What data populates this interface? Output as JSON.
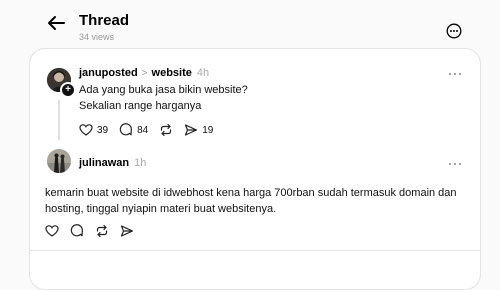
{
  "header": {
    "title": "Thread",
    "views": "34 views"
  },
  "post": {
    "username": "januposted",
    "separator": ">",
    "topic": "website",
    "time": "4h",
    "line1": "Ada yang buka jasa bikin website?",
    "line2": "Sekalian range harganya",
    "likes": "39",
    "comments": "84",
    "shares": "19"
  },
  "reply": {
    "username": "julinawan",
    "time": "1h",
    "text": "kemarin buat website di idwebhost kena harga 700rban sudah termasuk domain dan hosting, tinggal nyiapin materi buat websitenya."
  },
  "icons": {
    "back": "arrow-left-icon",
    "more": "more-circle-icon",
    "like": "heart-icon",
    "comment": "comment-icon",
    "repost": "repost-icon",
    "share": "send-icon"
  }
}
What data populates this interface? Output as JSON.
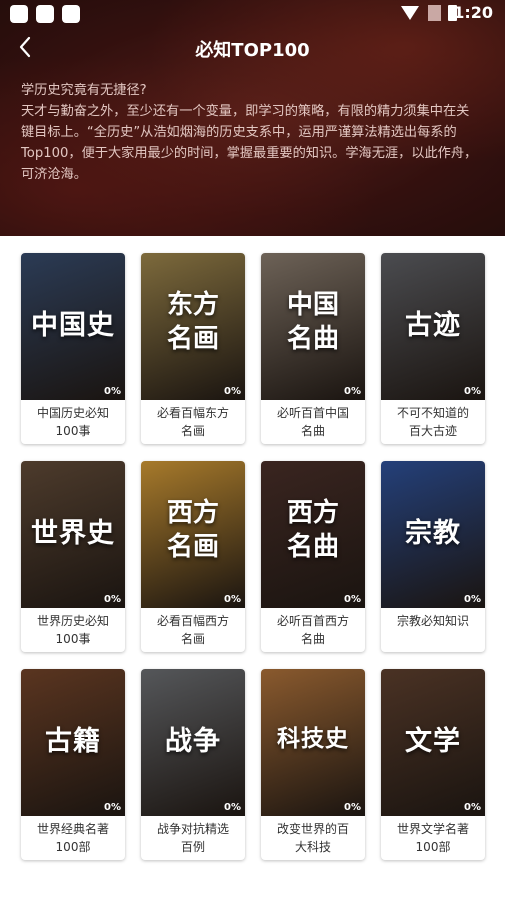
{
  "status": {
    "time": "1:20"
  },
  "nav": {
    "title": "必知TOP100"
  },
  "intro": {
    "line1": "学历史究竟有无捷径?",
    "line2": "天才与勤奋之外，至少还有一个变量，即学习的策略，有限的精力须集中在关键目标上。“全历史”从浩如烟海的历史支系中，运用严谨算法精选出每系的Top100，便于大家用最少的时间，掌握最重要的知识。学海无涯，以此作舟，可济沧海。"
  },
  "cards": [
    {
      "cover": "中国史",
      "progress": "0%",
      "label": "中国历史必知100事",
      "bg": "#2b3b55"
    },
    {
      "cover": "东方名画",
      "progress": "0%",
      "label": "必看百幅东方名画",
      "bg": "#7d6a3c"
    },
    {
      "cover": "中国名曲",
      "progress": "0%",
      "label": "必听百首中国名曲",
      "bg": "#6d6257"
    },
    {
      "cover": "古迹",
      "progress": "0%",
      "label": "不可不知道的百大古迹",
      "bg": "#4b4c50"
    },
    {
      "cover": "世界史",
      "progress": "0%",
      "label": "世界历史必知100事",
      "bg": "#4d3b2c"
    },
    {
      "cover": "西方名画",
      "progress": "0%",
      "label": "必看百幅西方名画",
      "bg": "#a77a2b"
    },
    {
      "cover": "西方名曲",
      "progress": "0%",
      "label": "必听百首西方名曲",
      "bg": "#3a2520"
    },
    {
      "cover": "宗教",
      "progress": "0%",
      "label": "宗教必知知识",
      "bg": "#24407a"
    },
    {
      "cover": "古籍",
      "progress": "0%",
      "label": "世界经典名著100部",
      "bg": "#5a3520"
    },
    {
      "cover": "战争",
      "progress": "0%",
      "label": "战争对抗精选百例",
      "bg": "#55575a"
    },
    {
      "cover": "科技史",
      "progress": "0%",
      "label": "改变世界的百大科技",
      "bg": "#8a5a2e"
    },
    {
      "cover": "文学",
      "progress": "0%",
      "label": "世界文学名著100部",
      "bg": "#4a3224"
    }
  ]
}
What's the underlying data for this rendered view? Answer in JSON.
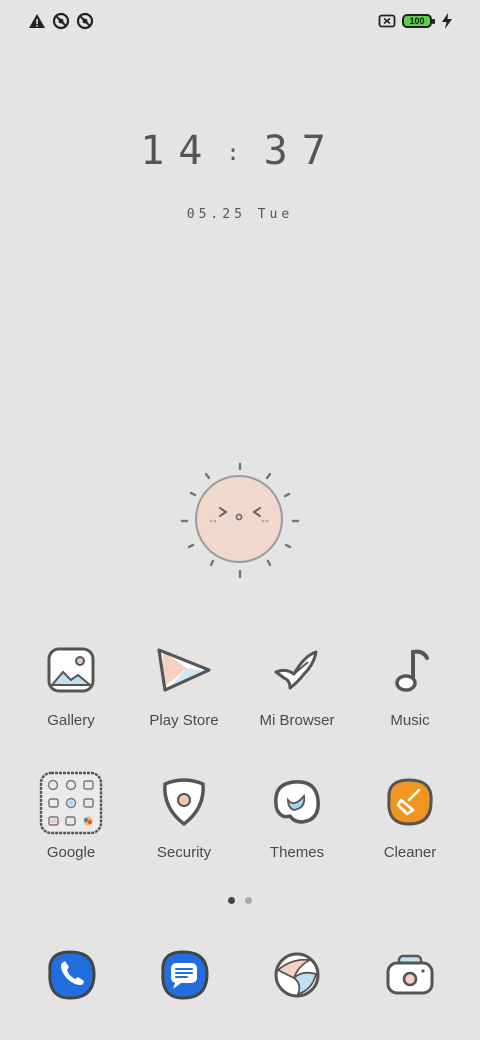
{
  "status_bar": {
    "left_icons": [
      "warning-icon",
      "no-sync-icon",
      "no-sync-icon"
    ],
    "right_icons": [
      "sim-off-icon",
      "battery-icon",
      "charging-icon"
    ],
    "battery_level": "100"
  },
  "clock": {
    "hour": "14",
    "minute": "37",
    "separator": ":"
  },
  "date": {
    "text": "05.25 Tue"
  },
  "apps_row1": [
    {
      "label": "Gallery",
      "icon": "gallery-icon"
    },
    {
      "label": "Play Store",
      "icon": "play-store-icon"
    },
    {
      "label": "Mi Browser",
      "icon": "mi-browser-icon"
    },
    {
      "label": "Music",
      "icon": "music-icon"
    }
  ],
  "apps_row2": [
    {
      "label": "Google",
      "icon": "google-folder-icon"
    },
    {
      "label": "Security",
      "icon": "security-icon"
    },
    {
      "label": "Themes",
      "icon": "themes-icon"
    },
    {
      "label": "Cleaner",
      "icon": "cleaner-icon"
    }
  ],
  "page_indicator": {
    "pages": 2,
    "current": 1
  },
  "dock": [
    {
      "icon": "phone-icon"
    },
    {
      "icon": "messages-icon"
    },
    {
      "icon": "mi-browser-dock-icon"
    },
    {
      "icon": "camera-icon"
    }
  ],
  "colors": {
    "background": "#e4e4e4",
    "battery": "#5ad14a",
    "phone_blue": "#1f6fe0",
    "cleaner_orange": "#ef9520",
    "sun_fill": "#f0d8cc"
  }
}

### EXERCISE
Repeat the full listing above exactly, with no pictures in the copy.

### COMPLETE ANSWER
What data populates this interface? Output as JSON.
{
  "header": {
    "title": "Thread",
    "views": "34 views"
  },
  "post": {
    "username": "januposted",
    "separator": ">",
    "topic": "website",
    "time": "4h",
    "line1": "Ada yang buka jasa bikin website?",
    "line2": "Sekalian range harganya",
    "likes": "39",
    "comments": "84",
    "shares": "19"
  },
  "reply": {
    "username": "julinawan",
    "time": "1h",
    "text": "kemarin buat website di idwebhost kena harga 700rban sudah termasuk domain dan hosting, tinggal nyiapin materi buat websitenya."
  },
  "icons": {
    "back": "arrow-left-icon",
    "more": "more-circle-icon",
    "like": "heart-icon",
    "comment": "comment-icon",
    "repost": "repost-icon",
    "share": "send-icon"
  }
}
What data populates this interface? Output as JSON.
{
  "status": {
    "time": "1:20"
  },
  "nav": {
    "title": "必知TOP100"
  },
  "intro": {
    "line1": "学历史究竟有无捷径?",
    "line2": "天才与勤奋之外，至少还有一个变量，即学习的策略，有限的精力须集中在关键目标上。“全历史”从浩如烟海的历史支系中，运用严谨算法精选出每系的Top100，便于大家用最少的时间，掌握最重要的知识。学海无涯，以此作舟，可济沧海。"
  },
  "cards": [
    {
      "cover": "中国史",
      "progress": "0%",
      "label": "中国历史必知100事",
      "bg": "#2b3b55"
    },
    {
      "cover": "东方名画",
      "progress": "0%",
      "label": "必看百幅东方名画",
      "bg": "#7d6a3c"
    },
    {
      "cover": "中国名曲",
      "progress": "0%",
      "label": "必听百首中国名曲",
      "bg": "#6d6257"
    },
    {
      "cover": "古迹",
      "progress": "0%",
      "label": "不可不知道的百大古迹",
      "bg": "#4b4c50"
    },
    {
      "cover": "世界史",
      "progress": "0%",
      "label": "世界历史必知100事",
      "bg": "#4d3b2c"
    },
    {
      "cover": "西方名画",
      "progress": "0%",
      "label": "必看百幅西方名画",
      "bg": "#a77a2b"
    },
    {
      "cover": "西方名曲",
      "progress": "0%",
      "label": "必听百首西方名曲",
      "bg": "#3a2520"
    },
    {
      "cover": "宗教",
      "progress": "0%",
      "label": "宗教必知知识",
      "bg": "#24407a"
    },
    {
      "cover": "古籍",
      "progress": "0%",
      "label": "世界经典名著100部",
      "bg": "#5a3520"
    },
    {
      "cover": "战争",
      "progress": "0%",
      "label": "战争对抗精选百例",
      "bg": "#55575a"
    },
    {
      "cover": "科技史",
      "progress": "0%",
      "label": "改变世界的百大科技",
      "bg": "#8a5a2e"
    },
    {
      "cover": "文学",
      "progress": "0%",
      "label": "世界文学名著100部",
      "bg": "#4a3224"
    }
  ]
}
What's the underlying data for this rendered view? Answer in JSON.
{
  "status_bar": {
    "left_icons": [
      "warning-icon",
      "no-sync-icon",
      "no-sync-icon"
    ],
    "right_icons": [
      "sim-off-icon",
      "battery-icon",
      "charging-icon"
    ],
    "battery_level": "100"
  },
  "clock": {
    "hour": "14",
    "minute": "37",
    "separator": ":"
  },
  "date": {
    "text": "05.25 Tue"
  },
  "apps_row1": [
    {
      "label": "Gallery",
      "icon": "gallery-icon"
    },
    {
      "label": "Play Store",
      "icon": "play-store-icon"
    },
    {
      "label": "Mi Browser",
      "icon": "mi-browser-icon"
    },
    {
      "label": "Music",
      "icon": "music-icon"
    }
  ],
  "apps_row2": [
    {
      "label": "Google",
      "icon": "google-folder-icon"
    },
    {
      "label": "Security",
      "icon": "security-icon"
    },
    {
      "label": "Themes",
      "icon": "themes-icon"
    },
    {
      "label": "Cleaner",
      "icon": "cleaner-icon"
    }
  ],
  "page_indicator": {
    "pages": 2,
    "current": 1
  },
  "dock": [
    {
      "icon": "phone-icon"
    },
    {
      "icon": "messages-icon"
    },
    {
      "icon": "mi-browser-dock-icon"
    },
    {
      "icon": "camera-icon"
    }
  ],
  "colors": {
    "background": "#e4e4e4",
    "battery": "#5ad14a",
    "phone_blue": "#1f6fe0",
    "cleaner_orange": "#ef9520",
    "sun_fill": "#f0d8cc"
  }
}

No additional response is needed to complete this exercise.